(Saved entries)
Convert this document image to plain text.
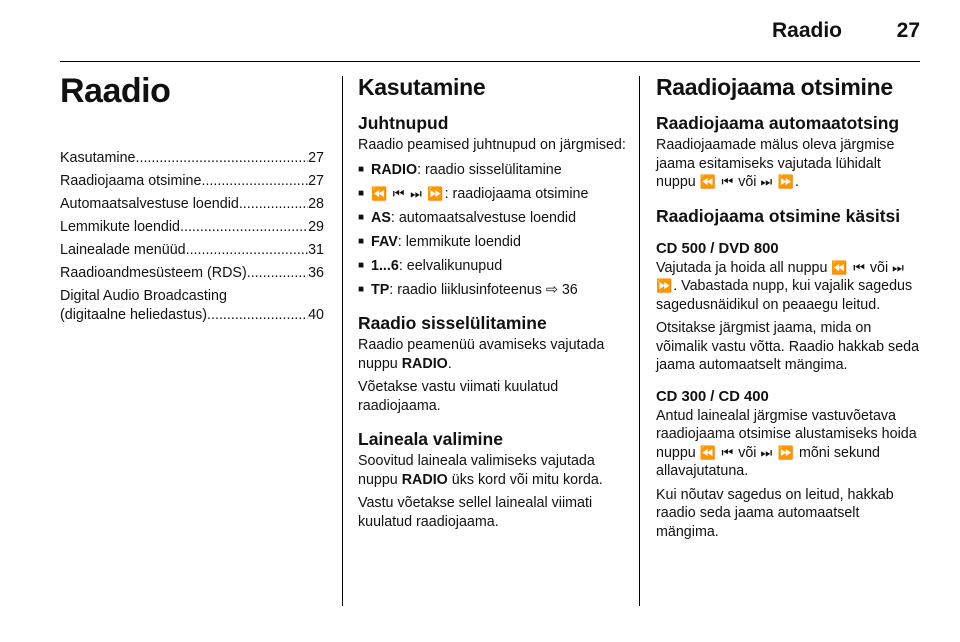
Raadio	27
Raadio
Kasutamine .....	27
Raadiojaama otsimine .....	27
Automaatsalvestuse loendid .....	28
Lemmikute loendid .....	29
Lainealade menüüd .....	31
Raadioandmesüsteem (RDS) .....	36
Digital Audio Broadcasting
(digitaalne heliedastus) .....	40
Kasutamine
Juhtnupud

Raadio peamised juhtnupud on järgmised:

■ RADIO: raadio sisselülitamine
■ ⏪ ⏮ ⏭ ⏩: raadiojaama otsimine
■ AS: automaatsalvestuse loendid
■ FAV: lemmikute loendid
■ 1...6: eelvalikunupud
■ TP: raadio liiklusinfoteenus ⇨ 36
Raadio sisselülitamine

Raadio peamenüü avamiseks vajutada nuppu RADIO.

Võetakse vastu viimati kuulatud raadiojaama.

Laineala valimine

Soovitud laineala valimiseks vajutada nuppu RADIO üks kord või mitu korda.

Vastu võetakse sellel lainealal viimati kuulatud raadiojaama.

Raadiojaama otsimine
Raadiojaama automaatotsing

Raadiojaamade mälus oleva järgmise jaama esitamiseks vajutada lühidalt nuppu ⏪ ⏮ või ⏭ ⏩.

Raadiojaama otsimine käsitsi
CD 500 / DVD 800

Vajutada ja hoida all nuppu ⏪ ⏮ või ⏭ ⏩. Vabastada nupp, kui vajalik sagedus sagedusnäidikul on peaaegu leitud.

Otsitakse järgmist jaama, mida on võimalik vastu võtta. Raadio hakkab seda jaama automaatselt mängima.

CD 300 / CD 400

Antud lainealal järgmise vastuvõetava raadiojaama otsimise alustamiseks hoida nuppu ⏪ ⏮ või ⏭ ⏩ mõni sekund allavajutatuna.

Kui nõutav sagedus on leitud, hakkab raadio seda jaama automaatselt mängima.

* Given instruction
Without the pictures, write out the whole listing above exactly as it appears.

* The result
Convert this document image to plain text.
Raadio	27
Raadio
Kasutamine .....	27
Raadiojaama otsimine .....	27
Automaatsalvestuse loendid .....	28
Lemmikute loendid .....	29
Lainealade menüüd .....	31
Raadioandmesüsteem (RDS) .....	36
Digital Audio Broadcasting
(digitaalne heliedastus) .....	40
Kasutamine
Juhtnupud

Raadio peamised juhtnupud on järgmised:

■ RADIO: raadio sisselülitamine
■ ⏪ ⏮ ⏭ ⏩: raadiojaama otsimine
■ AS: automaatsalvestuse loendid
■ FAV: lemmikute loendid
■ 1...6: eelvalikunupud
■ TP: raadio liiklusinfoteenus ⇨ 36
Raadio sisselülitamine

Raadio peamenüü avamiseks vajutada nuppu RADIO.

Võetakse vastu viimati kuulatud raadiojaama.

Laineala valimine

Soovitud laineala valimiseks vajutada nuppu RADIO üks kord või mitu korda.

Vastu võetakse sellel lainealal viimati kuulatud raadiojaama.

Raadiojaama otsimine
Raadiojaama automaatotsing

Raadiojaamade mälus oleva järgmise jaama esitamiseks vajutada lühidalt nuppu ⏪ ⏮ või ⏭ ⏩.

Raadiojaama otsimine käsitsi
CD 500 / DVD 800

Vajutada ja hoida all nuppu ⏪ ⏮ või ⏭ ⏩. Vabastada nupp, kui vajalik sagedus sagedusnäidikul on peaaegu leitud.

Otsitakse järgmist jaama, mida on võimalik vastu võtta. Raadio hakkab seda jaama automaatselt mängima.

CD 300 / CD 400

Antud lainealal järgmise vastuvõetava raadiojaama otsimise alustamiseks hoida nuppu ⏪ ⏮ või ⏭ ⏩ mõni sekund allavajutatuna.

Kui nõutav sagedus on leitud, hakkab raadio seda jaama automaatselt mängima.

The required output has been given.